> _Given problem_
Find each line with "dash" and copy it.

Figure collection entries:
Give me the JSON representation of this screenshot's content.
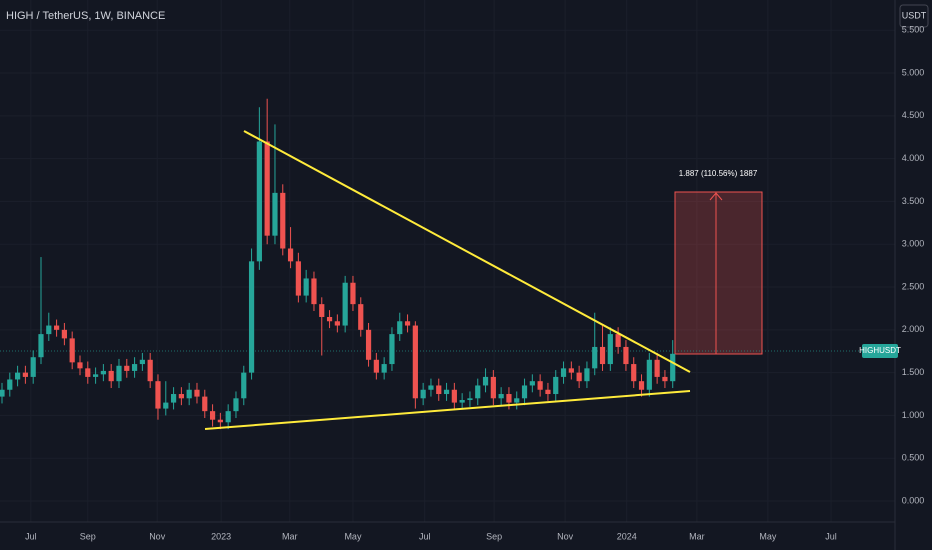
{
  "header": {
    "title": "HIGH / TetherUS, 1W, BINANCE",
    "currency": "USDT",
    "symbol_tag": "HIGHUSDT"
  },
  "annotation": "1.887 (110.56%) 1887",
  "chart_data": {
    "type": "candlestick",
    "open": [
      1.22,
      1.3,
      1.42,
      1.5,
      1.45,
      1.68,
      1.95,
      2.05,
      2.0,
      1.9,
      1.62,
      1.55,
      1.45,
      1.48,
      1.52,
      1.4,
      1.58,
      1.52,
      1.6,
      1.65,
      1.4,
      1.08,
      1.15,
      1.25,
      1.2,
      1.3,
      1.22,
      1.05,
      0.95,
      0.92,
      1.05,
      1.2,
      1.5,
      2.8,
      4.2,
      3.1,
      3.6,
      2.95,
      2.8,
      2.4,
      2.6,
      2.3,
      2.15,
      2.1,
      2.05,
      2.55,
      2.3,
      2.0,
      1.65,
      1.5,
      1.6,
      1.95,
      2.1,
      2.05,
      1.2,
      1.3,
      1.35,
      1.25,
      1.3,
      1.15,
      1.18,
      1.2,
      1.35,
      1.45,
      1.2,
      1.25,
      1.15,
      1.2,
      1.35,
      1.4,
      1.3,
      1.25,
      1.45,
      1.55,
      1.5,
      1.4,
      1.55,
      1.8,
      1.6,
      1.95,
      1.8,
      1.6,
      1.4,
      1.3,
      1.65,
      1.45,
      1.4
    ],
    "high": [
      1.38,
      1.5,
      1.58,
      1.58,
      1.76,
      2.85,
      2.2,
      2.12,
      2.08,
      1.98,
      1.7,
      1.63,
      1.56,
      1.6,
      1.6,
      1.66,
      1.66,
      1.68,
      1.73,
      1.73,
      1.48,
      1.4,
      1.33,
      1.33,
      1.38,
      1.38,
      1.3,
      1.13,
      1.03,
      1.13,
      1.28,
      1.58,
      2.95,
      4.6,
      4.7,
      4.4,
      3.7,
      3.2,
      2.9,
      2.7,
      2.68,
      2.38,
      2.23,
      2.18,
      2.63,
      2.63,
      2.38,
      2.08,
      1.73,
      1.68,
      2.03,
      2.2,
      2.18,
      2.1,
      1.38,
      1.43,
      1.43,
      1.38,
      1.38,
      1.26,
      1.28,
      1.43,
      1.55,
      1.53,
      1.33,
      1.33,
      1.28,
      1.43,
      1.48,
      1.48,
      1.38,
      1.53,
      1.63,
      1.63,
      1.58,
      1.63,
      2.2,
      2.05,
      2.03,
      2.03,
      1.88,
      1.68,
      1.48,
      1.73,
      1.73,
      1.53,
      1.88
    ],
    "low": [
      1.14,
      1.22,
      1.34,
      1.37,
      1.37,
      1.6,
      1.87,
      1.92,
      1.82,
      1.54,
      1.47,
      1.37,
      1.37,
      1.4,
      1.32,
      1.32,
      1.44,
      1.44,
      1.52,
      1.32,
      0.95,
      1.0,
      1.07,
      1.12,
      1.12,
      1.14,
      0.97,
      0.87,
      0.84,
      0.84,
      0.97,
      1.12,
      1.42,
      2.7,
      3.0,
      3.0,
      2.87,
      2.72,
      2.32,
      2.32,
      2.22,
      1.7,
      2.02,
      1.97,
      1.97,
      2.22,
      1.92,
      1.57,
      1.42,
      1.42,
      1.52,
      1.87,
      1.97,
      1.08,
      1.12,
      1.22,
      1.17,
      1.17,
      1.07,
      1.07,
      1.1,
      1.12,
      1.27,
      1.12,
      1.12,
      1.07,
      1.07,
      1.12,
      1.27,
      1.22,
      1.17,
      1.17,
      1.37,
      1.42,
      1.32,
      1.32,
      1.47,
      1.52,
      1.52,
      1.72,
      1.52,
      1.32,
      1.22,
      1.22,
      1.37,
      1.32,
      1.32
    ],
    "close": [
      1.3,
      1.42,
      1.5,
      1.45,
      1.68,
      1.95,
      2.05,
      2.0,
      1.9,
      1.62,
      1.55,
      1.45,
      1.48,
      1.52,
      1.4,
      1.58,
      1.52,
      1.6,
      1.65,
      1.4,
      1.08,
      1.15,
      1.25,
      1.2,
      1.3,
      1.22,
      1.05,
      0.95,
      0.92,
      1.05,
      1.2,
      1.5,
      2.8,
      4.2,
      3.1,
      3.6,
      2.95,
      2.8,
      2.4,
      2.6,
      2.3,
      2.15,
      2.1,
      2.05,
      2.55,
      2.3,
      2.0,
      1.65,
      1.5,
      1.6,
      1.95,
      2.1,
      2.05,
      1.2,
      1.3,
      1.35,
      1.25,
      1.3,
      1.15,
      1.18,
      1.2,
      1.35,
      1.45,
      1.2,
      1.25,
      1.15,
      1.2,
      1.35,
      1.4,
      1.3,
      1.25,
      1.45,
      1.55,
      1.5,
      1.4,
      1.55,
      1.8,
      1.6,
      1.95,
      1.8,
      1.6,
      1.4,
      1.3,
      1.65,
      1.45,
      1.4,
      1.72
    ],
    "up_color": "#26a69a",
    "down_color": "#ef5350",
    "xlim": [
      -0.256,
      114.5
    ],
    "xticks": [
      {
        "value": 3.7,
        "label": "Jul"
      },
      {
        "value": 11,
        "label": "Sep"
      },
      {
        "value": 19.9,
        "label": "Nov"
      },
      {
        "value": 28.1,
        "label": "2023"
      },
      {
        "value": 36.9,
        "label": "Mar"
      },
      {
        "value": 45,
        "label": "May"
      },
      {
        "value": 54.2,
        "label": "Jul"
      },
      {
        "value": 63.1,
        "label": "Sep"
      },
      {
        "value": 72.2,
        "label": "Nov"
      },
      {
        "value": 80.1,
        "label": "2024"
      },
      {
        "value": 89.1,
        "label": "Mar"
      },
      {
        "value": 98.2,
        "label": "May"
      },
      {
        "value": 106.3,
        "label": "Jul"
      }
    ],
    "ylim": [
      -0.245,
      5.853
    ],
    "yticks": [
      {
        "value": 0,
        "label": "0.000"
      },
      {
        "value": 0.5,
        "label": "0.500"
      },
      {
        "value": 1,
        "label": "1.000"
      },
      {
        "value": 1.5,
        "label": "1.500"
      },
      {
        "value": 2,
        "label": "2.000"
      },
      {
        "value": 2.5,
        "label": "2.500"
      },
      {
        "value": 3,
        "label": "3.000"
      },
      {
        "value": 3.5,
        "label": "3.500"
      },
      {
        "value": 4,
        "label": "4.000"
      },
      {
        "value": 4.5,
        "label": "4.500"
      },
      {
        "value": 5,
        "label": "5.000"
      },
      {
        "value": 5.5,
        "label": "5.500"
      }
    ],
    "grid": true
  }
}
* * *
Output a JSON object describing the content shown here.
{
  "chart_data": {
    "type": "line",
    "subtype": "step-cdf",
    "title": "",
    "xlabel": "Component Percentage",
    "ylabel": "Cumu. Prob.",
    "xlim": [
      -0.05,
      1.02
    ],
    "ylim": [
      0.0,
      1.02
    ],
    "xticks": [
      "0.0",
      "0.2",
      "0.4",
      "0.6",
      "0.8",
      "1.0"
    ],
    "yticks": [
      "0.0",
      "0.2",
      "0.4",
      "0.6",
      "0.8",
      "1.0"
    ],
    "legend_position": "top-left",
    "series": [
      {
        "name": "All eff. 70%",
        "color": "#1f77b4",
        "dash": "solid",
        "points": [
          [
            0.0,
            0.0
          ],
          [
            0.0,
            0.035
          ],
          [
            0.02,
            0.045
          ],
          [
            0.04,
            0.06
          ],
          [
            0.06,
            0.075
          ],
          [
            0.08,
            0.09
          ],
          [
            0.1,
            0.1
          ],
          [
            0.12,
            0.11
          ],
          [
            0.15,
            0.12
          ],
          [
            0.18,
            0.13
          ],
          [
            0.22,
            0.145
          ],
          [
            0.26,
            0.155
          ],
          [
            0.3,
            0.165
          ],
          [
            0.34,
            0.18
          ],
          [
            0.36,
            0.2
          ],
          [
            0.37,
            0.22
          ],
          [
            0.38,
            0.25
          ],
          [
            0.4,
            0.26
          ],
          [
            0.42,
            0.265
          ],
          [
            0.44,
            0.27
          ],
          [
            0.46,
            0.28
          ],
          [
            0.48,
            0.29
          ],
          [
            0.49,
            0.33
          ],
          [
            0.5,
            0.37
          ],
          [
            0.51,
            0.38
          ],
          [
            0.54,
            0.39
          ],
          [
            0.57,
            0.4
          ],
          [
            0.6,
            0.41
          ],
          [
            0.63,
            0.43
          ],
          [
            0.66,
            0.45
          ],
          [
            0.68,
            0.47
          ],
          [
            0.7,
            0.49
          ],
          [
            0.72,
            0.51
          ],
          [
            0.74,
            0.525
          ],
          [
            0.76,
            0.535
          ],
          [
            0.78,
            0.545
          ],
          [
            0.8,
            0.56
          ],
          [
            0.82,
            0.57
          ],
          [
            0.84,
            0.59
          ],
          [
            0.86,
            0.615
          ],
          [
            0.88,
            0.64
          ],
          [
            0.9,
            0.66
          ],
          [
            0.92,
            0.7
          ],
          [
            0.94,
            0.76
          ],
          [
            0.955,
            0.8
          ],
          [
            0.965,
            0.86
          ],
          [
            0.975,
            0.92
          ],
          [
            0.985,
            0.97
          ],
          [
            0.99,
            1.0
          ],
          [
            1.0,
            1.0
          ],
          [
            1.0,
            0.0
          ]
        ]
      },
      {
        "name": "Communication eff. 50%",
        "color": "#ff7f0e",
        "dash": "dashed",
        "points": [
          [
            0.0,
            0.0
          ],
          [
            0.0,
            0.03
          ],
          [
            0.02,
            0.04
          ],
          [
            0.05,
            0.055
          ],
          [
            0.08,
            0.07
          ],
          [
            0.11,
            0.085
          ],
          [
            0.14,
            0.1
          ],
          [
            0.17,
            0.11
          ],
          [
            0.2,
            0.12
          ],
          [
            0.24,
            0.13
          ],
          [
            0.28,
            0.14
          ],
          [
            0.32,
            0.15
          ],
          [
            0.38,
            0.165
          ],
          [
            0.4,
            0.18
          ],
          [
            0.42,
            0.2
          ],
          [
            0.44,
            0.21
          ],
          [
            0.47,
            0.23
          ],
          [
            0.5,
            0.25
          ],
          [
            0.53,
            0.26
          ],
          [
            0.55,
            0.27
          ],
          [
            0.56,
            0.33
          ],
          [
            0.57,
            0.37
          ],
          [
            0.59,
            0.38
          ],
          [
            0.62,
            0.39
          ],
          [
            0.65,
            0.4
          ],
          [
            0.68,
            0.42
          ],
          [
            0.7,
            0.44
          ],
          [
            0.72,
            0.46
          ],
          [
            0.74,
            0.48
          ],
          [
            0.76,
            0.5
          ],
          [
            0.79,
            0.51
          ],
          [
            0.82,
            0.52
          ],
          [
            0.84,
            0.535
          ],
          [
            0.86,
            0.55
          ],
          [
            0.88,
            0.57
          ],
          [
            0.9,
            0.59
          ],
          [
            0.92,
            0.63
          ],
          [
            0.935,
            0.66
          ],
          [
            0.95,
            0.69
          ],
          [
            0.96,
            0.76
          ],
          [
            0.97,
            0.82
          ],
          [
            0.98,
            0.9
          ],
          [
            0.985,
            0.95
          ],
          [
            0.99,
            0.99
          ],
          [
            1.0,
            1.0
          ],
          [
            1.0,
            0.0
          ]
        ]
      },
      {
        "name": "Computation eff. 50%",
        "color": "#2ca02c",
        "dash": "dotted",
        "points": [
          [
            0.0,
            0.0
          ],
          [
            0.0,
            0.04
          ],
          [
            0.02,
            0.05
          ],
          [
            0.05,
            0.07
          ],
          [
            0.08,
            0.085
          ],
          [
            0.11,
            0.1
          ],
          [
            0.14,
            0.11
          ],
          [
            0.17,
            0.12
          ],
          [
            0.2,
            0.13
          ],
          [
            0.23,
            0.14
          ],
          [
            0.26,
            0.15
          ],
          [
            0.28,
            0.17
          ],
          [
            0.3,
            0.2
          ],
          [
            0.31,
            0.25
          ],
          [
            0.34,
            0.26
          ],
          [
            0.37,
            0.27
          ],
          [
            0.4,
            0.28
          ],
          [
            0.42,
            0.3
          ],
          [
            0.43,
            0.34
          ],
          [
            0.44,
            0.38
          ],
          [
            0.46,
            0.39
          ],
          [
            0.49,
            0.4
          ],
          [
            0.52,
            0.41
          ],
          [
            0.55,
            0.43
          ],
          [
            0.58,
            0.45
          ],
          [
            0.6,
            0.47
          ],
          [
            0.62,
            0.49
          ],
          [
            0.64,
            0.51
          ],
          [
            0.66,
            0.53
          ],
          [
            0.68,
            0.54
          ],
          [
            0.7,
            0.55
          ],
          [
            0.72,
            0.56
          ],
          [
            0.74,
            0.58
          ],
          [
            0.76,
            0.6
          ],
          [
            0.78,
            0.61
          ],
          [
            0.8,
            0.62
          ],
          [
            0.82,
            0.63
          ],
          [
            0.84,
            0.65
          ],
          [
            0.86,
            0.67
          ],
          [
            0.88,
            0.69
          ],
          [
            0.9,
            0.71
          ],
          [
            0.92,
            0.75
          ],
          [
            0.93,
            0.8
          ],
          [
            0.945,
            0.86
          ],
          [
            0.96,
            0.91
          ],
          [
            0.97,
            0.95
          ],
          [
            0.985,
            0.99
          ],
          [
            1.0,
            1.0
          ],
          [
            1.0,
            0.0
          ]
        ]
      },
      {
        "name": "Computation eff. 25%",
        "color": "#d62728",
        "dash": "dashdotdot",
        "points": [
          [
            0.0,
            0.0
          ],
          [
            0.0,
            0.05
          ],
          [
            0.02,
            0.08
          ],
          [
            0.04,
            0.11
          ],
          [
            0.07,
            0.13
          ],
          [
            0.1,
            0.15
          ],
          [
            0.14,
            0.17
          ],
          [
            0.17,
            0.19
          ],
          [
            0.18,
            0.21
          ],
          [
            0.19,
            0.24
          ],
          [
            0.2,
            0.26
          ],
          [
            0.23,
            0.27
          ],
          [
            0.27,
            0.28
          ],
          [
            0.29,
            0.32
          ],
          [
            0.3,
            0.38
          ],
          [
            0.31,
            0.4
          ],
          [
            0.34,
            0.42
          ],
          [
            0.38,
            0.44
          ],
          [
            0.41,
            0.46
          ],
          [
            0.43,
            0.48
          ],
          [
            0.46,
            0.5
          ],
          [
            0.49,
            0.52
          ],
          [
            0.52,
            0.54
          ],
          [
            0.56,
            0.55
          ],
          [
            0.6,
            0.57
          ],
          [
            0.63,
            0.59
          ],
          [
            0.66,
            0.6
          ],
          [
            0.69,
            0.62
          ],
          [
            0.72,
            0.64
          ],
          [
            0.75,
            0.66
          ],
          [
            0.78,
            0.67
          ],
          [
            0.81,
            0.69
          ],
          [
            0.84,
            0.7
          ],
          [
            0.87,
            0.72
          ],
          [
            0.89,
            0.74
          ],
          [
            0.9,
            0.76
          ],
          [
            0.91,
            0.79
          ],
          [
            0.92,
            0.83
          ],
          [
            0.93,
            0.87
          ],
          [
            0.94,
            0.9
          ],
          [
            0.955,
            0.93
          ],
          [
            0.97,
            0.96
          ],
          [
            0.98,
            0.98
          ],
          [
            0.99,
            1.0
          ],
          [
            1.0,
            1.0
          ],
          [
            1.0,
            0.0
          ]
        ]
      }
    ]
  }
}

> _Solution to this problem_
        "dash": "solid",
        "dash": "dashed",
        "dash": "dotted",
        "dash": "dashdotdot",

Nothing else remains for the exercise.